[Entries from a layout dataset]
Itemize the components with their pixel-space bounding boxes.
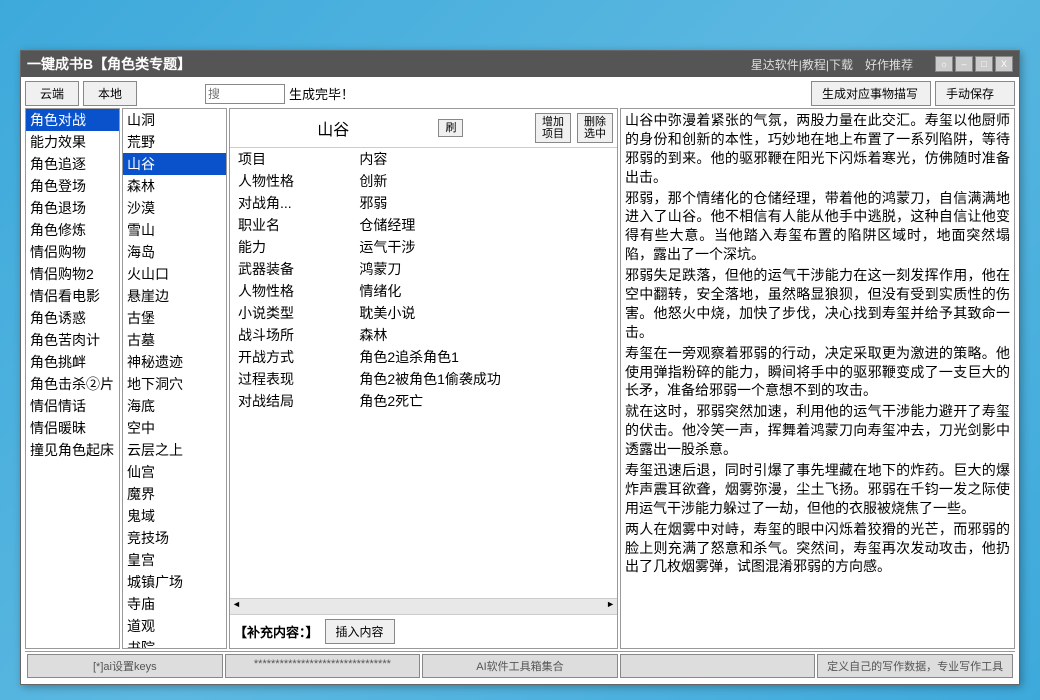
manual-save-button[interactable]: 手动保存 xyxy=(935,81,1015,106)
scene-item[interactable]: 山洞 xyxy=(123,109,226,131)
category-item[interactable]: 情侣购物2 xyxy=(26,263,119,285)
category-item[interactable]: 角色退场 xyxy=(26,197,119,219)
table-row[interactable]: 人物性格创新 xyxy=(230,170,617,192)
scene-item[interactable]: 魔界 xyxy=(123,483,226,505)
tab-local[interactable]: 本地 xyxy=(83,81,137,106)
window-title: 一键成书B【角色类专题】 xyxy=(27,54,751,74)
category-item[interactable]: 角色修炼 xyxy=(26,219,119,241)
detail-panel: 山谷 刷 增加项目 删除选中 项目内容人物性格创新对战角...邪弱职业名仓储经理… xyxy=(229,108,618,649)
titlebar-link-1[interactable]: 星达软件|教程|下载 xyxy=(751,56,853,73)
scene-item[interactable]: 沙漠 xyxy=(123,197,226,219)
narrative-panel[interactable]: 山谷中弥漫着紧张的气氛，两股力量在此交汇。寿玺以他厨师的身份和创新的本性，巧妙地… xyxy=(620,108,1015,649)
maximize-button[interactable]: □ xyxy=(975,56,993,72)
toolbar: 云端 本地 生成完毕！ 生成对应事物描写 手动保存 xyxy=(25,81,1015,106)
properties-table[interactable]: 项目内容人物性格创新对战角...邪弱职业名仓储经理能力运气干涉武器装备鸿蒙刀人物… xyxy=(230,148,617,598)
category-item[interactable]: 能力效果 xyxy=(26,131,119,153)
status-bar: [*]ai设置keys*****************************… xyxy=(25,651,1015,680)
scene-item[interactable]: 悬崖边 xyxy=(123,285,226,307)
table-row[interactable]: 开战方式角色2追杀角色1 xyxy=(230,346,617,368)
statusbar-button-2[interactable]: AI软件工具箱集合 xyxy=(422,654,618,678)
supplement-label: 【补充内容：】 xyxy=(234,622,319,641)
app-window: 一键成书B【角色类专题】 星达软件|教程|下载 好作推荐 ☼ – □ X 云端 … xyxy=(20,50,1020,685)
category-item[interactable]: 情侣看电影 xyxy=(26,285,119,307)
scene-item[interactable]: 山谷 xyxy=(123,153,226,175)
scene-item[interactable]: 寺庙 xyxy=(123,593,226,615)
restore-button[interactable]: – xyxy=(955,56,973,72)
insert-content-button[interactable]: 插入内容 xyxy=(325,619,395,644)
table-row[interactable]: 职业名仓储经理 xyxy=(230,214,617,236)
titlebar: 一键成书B【角色类专题】 星达软件|教程|下载 好作推荐 ☼ – □ X xyxy=(21,51,1019,77)
narrative-paragraph: 两人在烟雾中对峙，寿玺的眼中闪烁着狡猾的光芒，而邪弱的脸上则充满了怒意和杀气。突… xyxy=(625,520,1010,577)
category-item[interactable]: 情侣暖昧 xyxy=(26,417,119,439)
category-item[interactable]: 角色对战 xyxy=(26,109,119,131)
category-item[interactable]: 角色追逐 xyxy=(26,153,119,175)
scene-item[interactable]: 海底 xyxy=(123,395,226,417)
scene-item[interactable]: 道观 xyxy=(123,615,226,637)
scene-item[interactable]: 云层之上 xyxy=(123,439,226,461)
add-item-button[interactable]: 增加项目 xyxy=(535,113,571,143)
generate-description-button[interactable]: 生成对应事物描写 xyxy=(811,81,931,106)
table-row[interactable]: 人物性格情绪化 xyxy=(230,280,617,302)
statusbar-button-3[interactable] xyxy=(620,654,816,678)
scene-list[interactable]: 山洞荒野山谷森林沙漠雪山海岛火山口悬崖边古堡古墓神秘遗迹地下洞穴海底空中云层之上… xyxy=(122,108,227,649)
horizontal-scrollbar[interactable] xyxy=(230,598,617,614)
narrative-paragraph: 就在这时，邪弱突然加速，利用他的运气干涉能力避开了寿玺的伏击。他冷笑一声，挥舞着… xyxy=(625,402,1010,459)
table-row[interactable]: 对战结局角色2死亡 xyxy=(230,390,617,412)
scene-item[interactable]: 火山口 xyxy=(123,263,226,285)
table-row[interactable]: 过程表现角色2被角色1偷袭成功 xyxy=(230,368,617,390)
narrative-paragraph: 寿玺在一旁观察着邪弱的行动，决定采取更为激进的策略。他使用弹指粉碎的能力，瞬间将… xyxy=(625,344,1010,401)
table-row[interactable]: 武器装备鸿蒙刀 xyxy=(230,258,617,280)
delete-selected-button[interactable]: 删除选中 xyxy=(577,113,613,143)
scene-item[interactable]: 鬼域 xyxy=(123,505,226,527)
statusbar-button-4[interactable]: 定义自己的写作数据，专业写作工具 xyxy=(817,654,1013,678)
scene-item[interactable]: 荒野 xyxy=(123,131,226,153)
scene-item[interactable]: 森林 xyxy=(123,175,226,197)
table-row[interactable]: 战斗场所森林 xyxy=(230,324,617,346)
scene-item[interactable]: 书院 xyxy=(123,637,226,649)
minimize-button[interactable]: ☼ xyxy=(935,56,953,72)
category-item[interactable]: 角色挑衅 xyxy=(26,351,119,373)
status-text: 生成完毕！ xyxy=(289,84,354,103)
table-row[interactable]: 对战角...邪弱 xyxy=(230,192,617,214)
detail-title: 山谷 xyxy=(234,116,432,140)
narrative-paragraph: 邪弱，那个情绪化的仓储经理，带着他的鸿蒙刀，自信满满地进入了山谷。他不相信有人能… xyxy=(625,189,1010,265)
scene-item[interactable]: 古墓 xyxy=(123,329,226,351)
scene-item[interactable]: 仙宫 xyxy=(123,461,226,483)
narrative-paragraph: 寿玺迅速后退，同时引爆了事先埋藏在地下的炸药。巨大的爆炸声震耳欲聋，烟雾弥漫，尘… xyxy=(625,461,1010,518)
statusbar-button-0[interactable]: [*]ai设置keys xyxy=(27,654,223,678)
scene-item[interactable]: 古堡 xyxy=(123,307,226,329)
scene-item[interactable]: 地下洞穴 xyxy=(123,373,226,395)
category-item[interactable]: 情侣购物 xyxy=(26,241,119,263)
statusbar-button-1[interactable]: ******************************** xyxy=(225,654,421,678)
scene-item[interactable]: 竞技场 xyxy=(123,527,226,549)
category-item[interactable]: 角色苦肉计 xyxy=(26,329,119,351)
category-item[interactable]: 角色击杀②片 xyxy=(26,373,119,395)
scene-item[interactable]: 神秘遗迹 xyxy=(123,351,226,373)
refresh-button[interactable]: 刷 xyxy=(438,119,463,137)
category-item[interactable]: 角色诱惑 xyxy=(26,307,119,329)
scene-item[interactable]: 海岛 xyxy=(123,241,226,263)
category-item[interactable]: 撞见角色起床 xyxy=(26,439,119,461)
scene-item[interactable]: 皇宫 xyxy=(123,549,226,571)
scene-item[interactable]: 城镇广场 xyxy=(123,571,226,593)
table-row[interactable]: 小说类型耽美小说 xyxy=(230,302,617,324)
category-item[interactable]: 情侣情话 xyxy=(26,395,119,417)
scene-item[interactable]: 空中 xyxy=(123,417,226,439)
narrative-paragraph: 邪弱失足跌落，但他的运气干涉能力在这一刻发挥作用，他在空中翻转，安全落地，虽然略… xyxy=(625,266,1010,342)
table-row[interactable]: 能力运气干涉 xyxy=(230,236,617,258)
narrative-paragraph: 山谷中弥漫着紧张的气氛，两股力量在此交汇。寿玺以他厨师的身份和创新的本性，巧妙地… xyxy=(625,111,1010,187)
titlebar-link-2[interactable]: 好作推荐 xyxy=(865,56,913,73)
scene-item[interactable]: 雪山 xyxy=(123,219,226,241)
tab-cloud[interactable]: 云端 xyxy=(25,81,79,106)
category-item[interactable]: 角色登场 xyxy=(26,175,119,197)
close-button[interactable]: X xyxy=(995,56,1013,72)
search-input[interactable] xyxy=(205,84,285,104)
category-list[interactable]: 角色对战能力效果角色追逐角色登场角色退场角色修炼情侣购物情侣购物2情侣看电影角色… xyxy=(25,108,120,649)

◆ Problem to solve:
Reproduce the part of the entries that opens with the line containing "manual-save-button[interactable]: 手动保存 xyxy=(935,81,1015,106)" and closes with the line containing "scene-item[interactable]: 沙漠 xyxy=(123,197,226,219)", including both of those lines.

◆ Task result:
manual-save-button[interactable]: 手动保存 xyxy=(935,81,1015,106)
scene-item[interactable]: 山洞 xyxy=(123,109,226,131)
category-item[interactable]: 情侣购物2 xyxy=(26,263,119,285)
category-item[interactable]: 角色退场 xyxy=(26,197,119,219)
table-row[interactable]: 人物性格创新 xyxy=(230,170,617,192)
scene-item[interactable]: 魔界 xyxy=(123,483,226,505)
tab-local[interactable]: 本地 xyxy=(83,81,137,106)
window-title: 一键成书B【角色类专题】 xyxy=(27,54,751,74)
category-item[interactable]: 角色修炼 xyxy=(26,219,119,241)
detail-panel: 山谷 刷 增加项目 删除选中 项目内容人物性格创新对战角...邪弱职业名仓储经理… xyxy=(229,108,618,649)
titlebar-link-1[interactable]: 星达软件|教程|下载 xyxy=(751,56,853,73)
scene-item[interactable]: 沙漠 xyxy=(123,197,226,219)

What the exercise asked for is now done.